— Start Data for this task —
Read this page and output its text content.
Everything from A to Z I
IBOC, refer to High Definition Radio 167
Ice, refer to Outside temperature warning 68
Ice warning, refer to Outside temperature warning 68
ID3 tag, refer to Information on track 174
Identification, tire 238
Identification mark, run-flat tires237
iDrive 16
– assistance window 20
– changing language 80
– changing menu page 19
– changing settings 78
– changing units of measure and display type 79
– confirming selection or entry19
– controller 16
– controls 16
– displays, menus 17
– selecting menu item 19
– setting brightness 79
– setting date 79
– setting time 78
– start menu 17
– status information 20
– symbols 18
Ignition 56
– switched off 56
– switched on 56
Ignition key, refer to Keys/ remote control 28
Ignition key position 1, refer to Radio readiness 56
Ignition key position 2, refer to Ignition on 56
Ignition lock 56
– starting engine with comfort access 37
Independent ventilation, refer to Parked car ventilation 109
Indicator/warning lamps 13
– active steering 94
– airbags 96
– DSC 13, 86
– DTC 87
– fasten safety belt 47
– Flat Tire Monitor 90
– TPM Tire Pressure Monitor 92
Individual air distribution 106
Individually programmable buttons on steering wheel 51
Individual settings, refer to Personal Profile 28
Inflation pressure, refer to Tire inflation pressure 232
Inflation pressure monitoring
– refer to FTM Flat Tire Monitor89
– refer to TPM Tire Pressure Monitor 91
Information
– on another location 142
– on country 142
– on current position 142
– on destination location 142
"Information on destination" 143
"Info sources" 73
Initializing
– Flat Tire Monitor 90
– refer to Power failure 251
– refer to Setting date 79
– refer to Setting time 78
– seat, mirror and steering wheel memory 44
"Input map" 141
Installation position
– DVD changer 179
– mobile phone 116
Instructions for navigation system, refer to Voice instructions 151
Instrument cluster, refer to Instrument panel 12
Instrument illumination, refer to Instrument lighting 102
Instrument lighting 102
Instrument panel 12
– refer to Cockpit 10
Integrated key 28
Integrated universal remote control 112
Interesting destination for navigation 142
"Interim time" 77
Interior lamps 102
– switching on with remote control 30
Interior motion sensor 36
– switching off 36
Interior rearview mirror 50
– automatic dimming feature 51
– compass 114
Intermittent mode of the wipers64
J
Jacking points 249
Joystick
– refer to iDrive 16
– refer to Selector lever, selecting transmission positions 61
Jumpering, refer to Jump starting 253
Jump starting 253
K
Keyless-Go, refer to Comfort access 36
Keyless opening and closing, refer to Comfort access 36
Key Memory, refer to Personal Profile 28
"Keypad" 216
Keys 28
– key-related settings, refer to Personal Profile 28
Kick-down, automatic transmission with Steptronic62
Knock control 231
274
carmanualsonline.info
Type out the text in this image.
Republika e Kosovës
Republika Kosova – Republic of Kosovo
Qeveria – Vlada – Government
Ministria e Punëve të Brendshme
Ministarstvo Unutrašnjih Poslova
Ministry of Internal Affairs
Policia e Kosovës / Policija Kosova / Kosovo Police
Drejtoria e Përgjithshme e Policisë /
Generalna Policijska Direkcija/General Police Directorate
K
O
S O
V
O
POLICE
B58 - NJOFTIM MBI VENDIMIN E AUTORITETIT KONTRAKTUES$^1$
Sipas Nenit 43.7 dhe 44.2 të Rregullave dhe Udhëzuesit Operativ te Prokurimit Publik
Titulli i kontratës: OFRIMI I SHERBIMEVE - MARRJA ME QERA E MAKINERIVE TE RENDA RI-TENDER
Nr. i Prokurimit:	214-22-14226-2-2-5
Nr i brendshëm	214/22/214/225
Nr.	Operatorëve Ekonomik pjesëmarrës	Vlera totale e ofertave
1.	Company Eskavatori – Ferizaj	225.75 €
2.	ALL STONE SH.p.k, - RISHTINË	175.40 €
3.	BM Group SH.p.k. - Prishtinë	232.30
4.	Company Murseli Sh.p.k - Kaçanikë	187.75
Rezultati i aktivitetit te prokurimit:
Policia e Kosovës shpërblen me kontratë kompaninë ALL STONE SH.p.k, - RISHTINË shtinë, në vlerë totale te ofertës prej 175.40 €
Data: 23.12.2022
— End Data for this task —
- Exercise objective
Give every line of the material that includes the string "STONE".

- Reply
2.	ALL STONE SH.p.k, - RISHTINË	175.40 €
Policia e Kosovës shpërblen me kontratë kompaninë ALL STONE SH.p.k, - RISHTINË shtinë, në vlerë totale te ofertës prej 175.40 €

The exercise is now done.